### Data rows:
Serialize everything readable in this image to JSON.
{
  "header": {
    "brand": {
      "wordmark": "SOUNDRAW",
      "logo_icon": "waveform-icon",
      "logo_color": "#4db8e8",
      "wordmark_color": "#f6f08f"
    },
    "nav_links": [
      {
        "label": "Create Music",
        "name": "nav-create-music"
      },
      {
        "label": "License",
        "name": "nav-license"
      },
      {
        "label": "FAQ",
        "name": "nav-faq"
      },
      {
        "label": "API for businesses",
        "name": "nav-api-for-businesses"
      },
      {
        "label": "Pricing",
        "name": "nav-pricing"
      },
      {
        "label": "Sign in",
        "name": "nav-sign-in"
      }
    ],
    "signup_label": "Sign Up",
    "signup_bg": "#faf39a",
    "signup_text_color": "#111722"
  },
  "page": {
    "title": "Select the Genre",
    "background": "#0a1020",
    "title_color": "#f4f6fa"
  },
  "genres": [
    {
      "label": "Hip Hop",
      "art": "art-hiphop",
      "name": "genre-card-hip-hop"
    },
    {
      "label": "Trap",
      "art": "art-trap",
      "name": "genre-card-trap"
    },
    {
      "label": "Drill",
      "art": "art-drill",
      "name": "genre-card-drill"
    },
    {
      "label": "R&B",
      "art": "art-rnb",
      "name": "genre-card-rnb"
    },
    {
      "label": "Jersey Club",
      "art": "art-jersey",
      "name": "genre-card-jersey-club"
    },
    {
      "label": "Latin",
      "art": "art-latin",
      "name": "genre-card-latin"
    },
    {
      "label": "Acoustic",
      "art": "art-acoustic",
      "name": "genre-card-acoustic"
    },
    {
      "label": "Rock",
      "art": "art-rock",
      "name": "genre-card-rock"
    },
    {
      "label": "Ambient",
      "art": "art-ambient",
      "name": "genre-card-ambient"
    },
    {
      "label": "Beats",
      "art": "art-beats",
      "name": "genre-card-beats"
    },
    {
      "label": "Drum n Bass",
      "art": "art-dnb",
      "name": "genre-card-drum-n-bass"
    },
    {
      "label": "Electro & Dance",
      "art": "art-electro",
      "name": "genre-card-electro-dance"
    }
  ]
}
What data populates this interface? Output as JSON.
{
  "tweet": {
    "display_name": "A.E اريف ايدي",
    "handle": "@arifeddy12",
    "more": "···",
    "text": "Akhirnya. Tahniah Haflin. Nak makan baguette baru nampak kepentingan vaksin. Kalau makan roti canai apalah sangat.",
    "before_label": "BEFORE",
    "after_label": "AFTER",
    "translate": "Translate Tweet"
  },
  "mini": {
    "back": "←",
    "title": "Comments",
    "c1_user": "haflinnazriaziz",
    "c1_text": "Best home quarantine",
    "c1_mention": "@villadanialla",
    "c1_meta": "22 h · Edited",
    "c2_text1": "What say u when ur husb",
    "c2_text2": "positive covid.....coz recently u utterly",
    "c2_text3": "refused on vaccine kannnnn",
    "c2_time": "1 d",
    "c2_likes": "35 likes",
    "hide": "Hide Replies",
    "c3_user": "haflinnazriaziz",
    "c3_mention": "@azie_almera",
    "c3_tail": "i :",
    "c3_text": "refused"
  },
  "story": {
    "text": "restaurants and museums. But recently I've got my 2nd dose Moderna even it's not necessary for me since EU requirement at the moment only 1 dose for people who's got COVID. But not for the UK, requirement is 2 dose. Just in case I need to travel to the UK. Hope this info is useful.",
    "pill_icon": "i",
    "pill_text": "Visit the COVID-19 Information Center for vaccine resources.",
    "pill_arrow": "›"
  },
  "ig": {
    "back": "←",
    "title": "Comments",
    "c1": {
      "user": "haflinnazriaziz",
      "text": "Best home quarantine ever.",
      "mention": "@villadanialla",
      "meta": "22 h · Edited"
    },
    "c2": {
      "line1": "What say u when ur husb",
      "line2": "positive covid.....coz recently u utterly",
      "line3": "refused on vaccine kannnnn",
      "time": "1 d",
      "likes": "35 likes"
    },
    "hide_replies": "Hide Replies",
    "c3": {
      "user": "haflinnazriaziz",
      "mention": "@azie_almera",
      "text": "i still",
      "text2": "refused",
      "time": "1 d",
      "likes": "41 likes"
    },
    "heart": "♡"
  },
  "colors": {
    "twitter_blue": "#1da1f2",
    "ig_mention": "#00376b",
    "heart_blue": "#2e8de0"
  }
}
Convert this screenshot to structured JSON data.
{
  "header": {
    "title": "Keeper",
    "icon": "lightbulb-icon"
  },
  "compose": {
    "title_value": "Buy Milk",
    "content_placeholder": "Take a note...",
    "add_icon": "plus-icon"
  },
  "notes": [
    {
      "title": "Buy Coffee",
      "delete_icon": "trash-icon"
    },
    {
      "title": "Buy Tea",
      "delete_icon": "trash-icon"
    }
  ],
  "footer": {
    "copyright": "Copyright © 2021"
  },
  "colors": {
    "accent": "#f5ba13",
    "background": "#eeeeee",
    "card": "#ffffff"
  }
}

### Stated exercise:
Look through the entries and return every line where "refused" appears.

### Result of the task:
    "c2_text3": "refused on vaccine kannnnn",
    "c3_text": "refused"
      "line3": "refused on vaccine kannnnn",
      "text2": "refused",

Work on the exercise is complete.